-- begin --

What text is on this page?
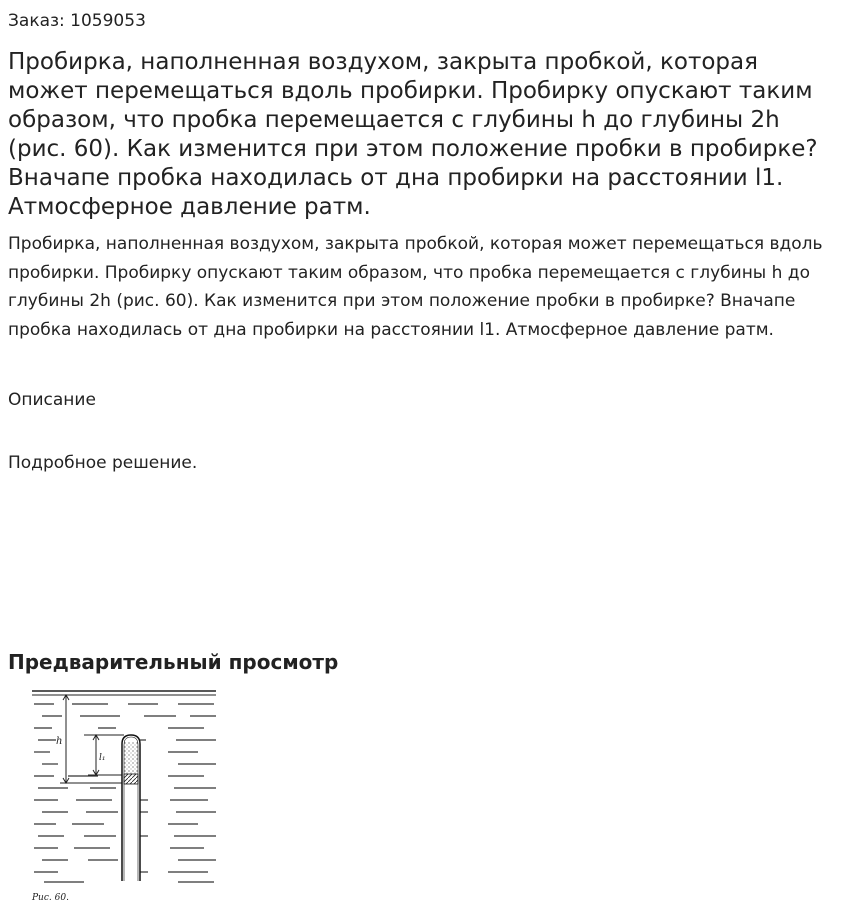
Заказ: 1059053

Пробирка, наполненная воздухом, закрыта пробкой, которая может перемещаться вдоль пробирки. Пробирку опускают таким образом, что пробка перемещается с глубины h до глубины 2h (рис. 60). Как изменится при этом положение пробки в пробирке? Вначапе пробка находилась от дна пробирки на расстоянии l1. Атмосферное давление pатм.

Пробирка, наполненная воздухом, закрыта пробкой, которая может перемещаться вдоль пробирки. Пробирку опускают таким образом, что пробка перемещается с глубины h до глубины 2h (рис. 60). Как изменится при этом положение пробки в пробирке? Вначапе пробка находилась от дна пробирки на расстоянии l1. Атмосферное давление pатм.

Описание

Подробное решение.

Предварительный просмотр
h
l₁
Рис. 60.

-- end --

What the task requires: Return every line of the records exactly as given, pictures excluded.

Output for this task:
What text is on this page?
Заказ: 1059053

Пробирка, наполненная воздухом, закрыта пробкой, которая может перемещаться вдоль пробирки. Пробирку опускают таким образом, что пробка перемещается с глубины h до глубины 2h (рис. 60). Как изменится при этом положение пробки в пробирке? Вначапе пробка находилась от дна пробирки на расстоянии l1. Атмосферное давление pатм.

Пробирка, наполненная воздухом, закрыта пробкой, которая может перемещаться вдоль пробирки. Пробирку опускают таким образом, что пробка перемещается с глубины h до глубины 2h (рис. 60). Как изменится при этом положение пробки в пробирке? Вначапе пробка находилась от дна пробирки на расстоянии l1. Атмосферное давление pатм.

Описание

Подробное решение.

Предварительный просмотр
h
l₁
Рис. 60.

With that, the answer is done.